Return every entry exactly.

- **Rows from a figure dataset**
▬▬▬

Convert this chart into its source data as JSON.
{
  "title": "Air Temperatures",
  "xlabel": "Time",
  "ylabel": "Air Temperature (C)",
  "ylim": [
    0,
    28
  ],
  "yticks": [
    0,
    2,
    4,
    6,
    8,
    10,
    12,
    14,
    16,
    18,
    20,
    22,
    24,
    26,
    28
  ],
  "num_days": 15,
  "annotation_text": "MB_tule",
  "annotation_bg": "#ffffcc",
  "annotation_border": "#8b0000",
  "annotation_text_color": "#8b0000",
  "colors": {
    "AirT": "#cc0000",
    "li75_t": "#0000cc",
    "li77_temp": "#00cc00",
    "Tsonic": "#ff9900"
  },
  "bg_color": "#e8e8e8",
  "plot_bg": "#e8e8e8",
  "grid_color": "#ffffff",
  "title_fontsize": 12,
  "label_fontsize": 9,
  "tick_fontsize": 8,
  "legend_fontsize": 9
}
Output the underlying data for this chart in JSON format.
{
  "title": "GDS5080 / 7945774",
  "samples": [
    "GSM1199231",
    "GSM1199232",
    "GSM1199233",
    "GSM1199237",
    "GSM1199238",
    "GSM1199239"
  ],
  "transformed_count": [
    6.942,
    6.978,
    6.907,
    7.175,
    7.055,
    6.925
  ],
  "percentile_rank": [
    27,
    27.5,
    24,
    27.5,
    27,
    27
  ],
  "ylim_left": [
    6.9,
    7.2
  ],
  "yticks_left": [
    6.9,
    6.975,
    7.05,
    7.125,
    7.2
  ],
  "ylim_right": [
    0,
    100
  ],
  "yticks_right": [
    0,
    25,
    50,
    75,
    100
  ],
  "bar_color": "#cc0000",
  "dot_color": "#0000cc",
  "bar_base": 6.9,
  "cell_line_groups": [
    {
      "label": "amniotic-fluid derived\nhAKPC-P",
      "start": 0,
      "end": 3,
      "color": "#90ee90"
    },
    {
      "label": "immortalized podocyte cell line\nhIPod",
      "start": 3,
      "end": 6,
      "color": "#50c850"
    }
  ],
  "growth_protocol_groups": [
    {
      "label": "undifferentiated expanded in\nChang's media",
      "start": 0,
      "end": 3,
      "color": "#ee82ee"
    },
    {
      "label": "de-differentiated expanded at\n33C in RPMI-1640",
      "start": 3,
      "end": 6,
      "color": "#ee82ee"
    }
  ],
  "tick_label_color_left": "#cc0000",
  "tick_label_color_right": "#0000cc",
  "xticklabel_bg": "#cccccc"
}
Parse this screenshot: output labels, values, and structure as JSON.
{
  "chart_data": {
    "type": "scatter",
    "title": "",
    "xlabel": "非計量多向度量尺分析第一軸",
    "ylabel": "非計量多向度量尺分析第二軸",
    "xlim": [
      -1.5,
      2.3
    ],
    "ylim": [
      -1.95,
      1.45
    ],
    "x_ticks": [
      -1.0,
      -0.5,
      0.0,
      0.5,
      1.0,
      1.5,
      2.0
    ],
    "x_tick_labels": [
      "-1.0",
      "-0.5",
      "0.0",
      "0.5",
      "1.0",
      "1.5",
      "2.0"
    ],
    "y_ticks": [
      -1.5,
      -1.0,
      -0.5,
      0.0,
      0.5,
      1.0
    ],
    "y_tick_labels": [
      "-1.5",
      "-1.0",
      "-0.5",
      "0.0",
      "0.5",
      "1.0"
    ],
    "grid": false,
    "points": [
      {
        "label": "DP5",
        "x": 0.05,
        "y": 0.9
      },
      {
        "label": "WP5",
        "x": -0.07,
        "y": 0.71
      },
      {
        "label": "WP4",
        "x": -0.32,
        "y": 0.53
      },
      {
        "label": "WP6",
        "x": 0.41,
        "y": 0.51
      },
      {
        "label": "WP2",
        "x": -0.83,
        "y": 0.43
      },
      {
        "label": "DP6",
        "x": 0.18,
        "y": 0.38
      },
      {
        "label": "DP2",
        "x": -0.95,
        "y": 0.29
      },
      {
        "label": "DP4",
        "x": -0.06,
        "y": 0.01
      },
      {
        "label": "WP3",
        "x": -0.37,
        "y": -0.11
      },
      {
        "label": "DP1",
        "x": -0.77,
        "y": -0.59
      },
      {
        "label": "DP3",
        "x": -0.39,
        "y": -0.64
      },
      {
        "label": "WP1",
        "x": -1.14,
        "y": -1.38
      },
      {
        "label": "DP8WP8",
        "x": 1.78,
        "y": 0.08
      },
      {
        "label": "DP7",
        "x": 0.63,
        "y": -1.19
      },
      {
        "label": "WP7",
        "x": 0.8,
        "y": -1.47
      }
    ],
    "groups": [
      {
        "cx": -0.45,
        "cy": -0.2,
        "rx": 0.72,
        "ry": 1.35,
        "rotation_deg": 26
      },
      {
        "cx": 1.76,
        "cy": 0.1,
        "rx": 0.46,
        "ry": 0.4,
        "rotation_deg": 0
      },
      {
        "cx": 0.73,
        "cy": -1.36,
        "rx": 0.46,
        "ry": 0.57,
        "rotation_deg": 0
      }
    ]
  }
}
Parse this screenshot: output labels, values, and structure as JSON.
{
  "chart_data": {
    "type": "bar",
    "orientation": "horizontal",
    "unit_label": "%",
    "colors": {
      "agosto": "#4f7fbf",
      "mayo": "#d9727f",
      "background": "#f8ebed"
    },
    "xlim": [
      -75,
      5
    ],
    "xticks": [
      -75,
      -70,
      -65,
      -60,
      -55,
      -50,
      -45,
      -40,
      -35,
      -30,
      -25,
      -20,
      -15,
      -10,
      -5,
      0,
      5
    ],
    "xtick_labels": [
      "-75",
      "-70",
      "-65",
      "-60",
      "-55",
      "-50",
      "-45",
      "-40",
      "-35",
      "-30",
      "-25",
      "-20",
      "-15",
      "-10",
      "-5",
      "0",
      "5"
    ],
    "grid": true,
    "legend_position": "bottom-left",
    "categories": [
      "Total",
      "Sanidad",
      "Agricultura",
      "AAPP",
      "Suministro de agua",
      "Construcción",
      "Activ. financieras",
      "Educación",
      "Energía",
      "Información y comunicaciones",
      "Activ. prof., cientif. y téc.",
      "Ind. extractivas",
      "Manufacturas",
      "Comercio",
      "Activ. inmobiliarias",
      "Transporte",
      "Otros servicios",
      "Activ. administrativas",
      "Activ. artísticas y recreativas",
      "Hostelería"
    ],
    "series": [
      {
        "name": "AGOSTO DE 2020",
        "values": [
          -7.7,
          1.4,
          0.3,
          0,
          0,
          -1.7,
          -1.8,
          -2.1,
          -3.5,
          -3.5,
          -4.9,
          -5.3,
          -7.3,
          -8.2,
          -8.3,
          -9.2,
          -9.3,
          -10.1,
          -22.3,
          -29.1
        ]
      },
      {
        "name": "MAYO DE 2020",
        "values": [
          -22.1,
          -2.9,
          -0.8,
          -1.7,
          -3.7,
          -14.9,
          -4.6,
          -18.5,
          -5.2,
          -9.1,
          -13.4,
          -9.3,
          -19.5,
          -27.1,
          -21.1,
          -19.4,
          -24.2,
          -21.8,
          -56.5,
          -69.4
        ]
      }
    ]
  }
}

▬▬▬

- **Exercise solution**
Convert this chart into its source data as JSON.
{
  "title": "Air Temperatures",
  "xlabel": "Time",
  "ylabel": "Air Temperature (C)",
  "ylim": [
    0,
    28
  ],
  "yticks": [
    0,
    2,
    4,
    6,
    8,
    10,
    12,
    14,
    16,
    18,
    20,
    22,
    24,
    26,
    28
  ],
  "num_days": 15,
  "annotation_text": "MB_tule",
  "annotation_bg": "#ffffcc",
  "annotation_border": "#8b0000",
  "annotation_text_color": "#8b0000",
  "colors": {
    "AirT": "#cc0000",
    "li75_t": "#0000cc",
    "li77_temp": "#00cc00",
    "Tsonic": "#ff9900"
  },
  "bg_color": "#e8e8e8",
  "plot_bg": "#e8e8e8",
  "grid_color": "#ffffff",
  "title_fontsize": 12,
  "label_fontsize": 9,
  "tick_fontsize": 8,
  "legend_fontsize": 9
}
Output the underlying data for this chart in JSON format.
{
  "title": "GDS5080 / 7945774",
  "samples": [
    "GSM1199231",
    "GSM1199232",
    "GSM1199233",
    "GSM1199237",
    "GSM1199238",
    "GSM1199239"
  ],
  "transformed_count": [
    6.942,
    6.978,
    6.907,
    7.175,
    7.055,
    6.925
  ],
  "percentile_rank": [
    27,
    27.5,
    24,
    27.5,
    27,
    27
  ],
  "ylim_left": [
    6.9,
    7.2
  ],
  "yticks_left": [
    6.9,
    6.975,
    7.05,
    7.125,
    7.2
  ],
  "ylim_right": [
    0,
    100
  ],
  "yticks_right": [
    0,
    25,
    50,
    75,
    100
  ],
  "bar_color": "#cc0000",
  "dot_color": "#0000cc",
  "bar_base": 6.9,
  "cell_line_groups": [
    {
      "label": "amniotic-fluid derived\nhAKPC-P",
      "start": 0,
      "end": 3,
      "color": "#90ee90"
    },
    {
      "label": "immortalized podocyte cell line\nhIPod",
      "start": 3,
      "end": 6,
      "color": "#50c850"
    }
  ],
  "growth_protocol_groups": [
    {
      "label": "undifferentiated expanded in\nChang's media",
      "start": 0,
      "end": 3,
      "color": "#ee82ee"
    },
    {
      "label": "de-differentiated expanded at\n33C in RPMI-1640",
      "start": 3,
      "end": 6,
      "color": "#ee82ee"
    }
  ],
  "tick_label_color_left": "#cc0000",
  "tick_label_color_right": "#0000cc",
  "xticklabel_bg": "#cccccc"
}
Parse this screenshot: output labels, values, and structure as JSON.
{
  "chart_data": {
    "type": "scatter",
    "title": "",
    "xlabel": "非計量多向度量尺分析第一軸",
    "ylabel": "非計量多向度量尺分析第二軸",
    "xlim": [
      -1.5,
      2.3
    ],
    "ylim": [
      -1.95,
      1.45
    ],
    "x_ticks": [
      -1.0,
      -0.5,
      0.0,
      0.5,
      1.0,
      1.5,
      2.0
    ],
    "x_tick_labels": [
      "-1.0",
      "-0.5",
      "0.0",
      "0.5",
      "1.0",
      "1.5",
      "2.0"
    ],
    "y_ticks": [
      -1.5,
      -1.0,
      -0.5,
      0.0,
      0.5,
      1.0
    ],
    "y_tick_labels": [
      "-1.5",
      "-1.0",
      "-0.5",
      "0.0",
      "0.5",
      "1.0"
    ],
    "grid": false,
    "points": [
      {
        "label": "DP5",
        "x": 0.05,
        "y": 0.9
      },
      {
        "label": "WP5",
        "x": -0.07,
        "y": 0.71
      },
      {
        "label": "WP4",
        "x": -0.32,
        "y": 0.53
      },
      {
        "label": "WP6",
        "x": 0.41,
        "y": 0.51
      },
      {
        "label": "WP2",
        "x": -0.83,
        "y": 0.43
      },
      {
        "label": "DP6",
        "x": 0.18,
        "y": 0.38
      },
      {
        "label": "DP2",
        "x": -0.95,
        "y": 0.29
      },
      {
        "label": "DP4",
        "x": -0.06,
        "y": 0.01
      },
      {
        "label": "WP3",
        "x": -0.37,
        "y": -0.11
      },
      {
        "label": "DP1",
        "x": -0.77,
        "y": -0.59
      },
      {
        "label": "DP3",
        "x": -0.39,
        "y": -0.64
      },
      {
        "label": "WP1",
        "x": -1.14,
        "y": -1.38
      },
      {
        "label": "DP8WP8",
        "x": 1.78,
        "y": 0.08
      },
      {
        "label": "DP7",
        "x": 0.63,
        "y": -1.19
      },
      {
        "label": "WP7",
        "x": 0.8,
        "y": -1.47
      }
    ],
    "groups": [
      {
        "cx": -0.45,
        "cy": -0.2,
        "rx": 0.72,
        "ry": 1.35,
        "rotation_deg": 26
      },
      {
        "cx": 1.76,
        "cy": 0.1,
        "rx": 0.46,
        "ry": 0.4,
        "rotation_deg": 0
      },
      {
        "cx": 0.73,
        "cy": -1.36,
        "rx": 0.46,
        "ry": 0.57,
        "rotation_deg": 0
      }
    ]
  }
}
Parse this screenshot: output labels, values, and structure as JSON.
{
  "chart_data": {
    "type": "bar",
    "orientation": "horizontal",
    "unit_label": "%",
    "colors": {
      "agosto": "#4f7fbf",
      "mayo": "#d9727f",
      "background": "#f8ebed"
    },
    "xlim": [
      -75,
      5
    ],
    "xticks": [
      -75,
      -70,
      -65,
      -60,
      -55,
      -50,
      -45,
      -40,
      -35,
      -30,
      -25,
      -20,
      -15,
      -10,
      -5,
      0,
      5
    ],
    "xtick_labels": [
      "-75",
      "-70",
      "-65",
      "-60",
      "-55",
      "-50",
      "-45",
      "-40",
      "-35",
      "-30",
      "-25",
      "-20",
      "-15",
      "-10",
      "-5",
      "0",
      "5"
    ],
    "grid": true,
    "legend_position": "bottom-left",
    "categories": [
      "Total",
      "Sanidad",
      "Agricultura",
      "AAPP",
      "Suministro de agua",
      "Construcción",
      "Activ. financieras",
      "Educación",
      "Energía",
      "Información y comunicaciones",
      "Activ. prof., cientif. y téc.",
      "Ind. extractivas",
      "Manufacturas",
      "Comercio",
      "Activ. inmobiliarias",
      "Transporte",
      "Otros servicios",
      "Activ. administrativas",
      "Activ. artísticas y recreativas",
      "Hostelería"
    ],
    "series": [
      {
        "name": "AGOSTO DE 2020",
        "values": [
          -7.7,
          1.4,
          0.3,
          0,
          0,
          -1.7,
          -1.8,
          -2.1,
          -3.5,
          -3.5,
          -4.9,
          -5.3,
          -7.3,
          -8.2,
          -8.3,
          -9.2,
          -9.3,
          -10.1,
          -22.3,
          -29.1
        ]
      },
      {
        "name": "MAYO DE 2020",
        "values": [
          -22.1,
          -2.9,
          -0.8,
          -1.7,
          -3.7,
          -14.9,
          -4.6,
          -18.5,
          -5.2,
          -9.1,
          -13.4,
          -9.3,
          -19.5,
          -27.1,
          -21.1,
          -19.4,
          -24.2,
          -21.8,
          -56.5,
          -69.4
        ]
      }
    ]
  }
}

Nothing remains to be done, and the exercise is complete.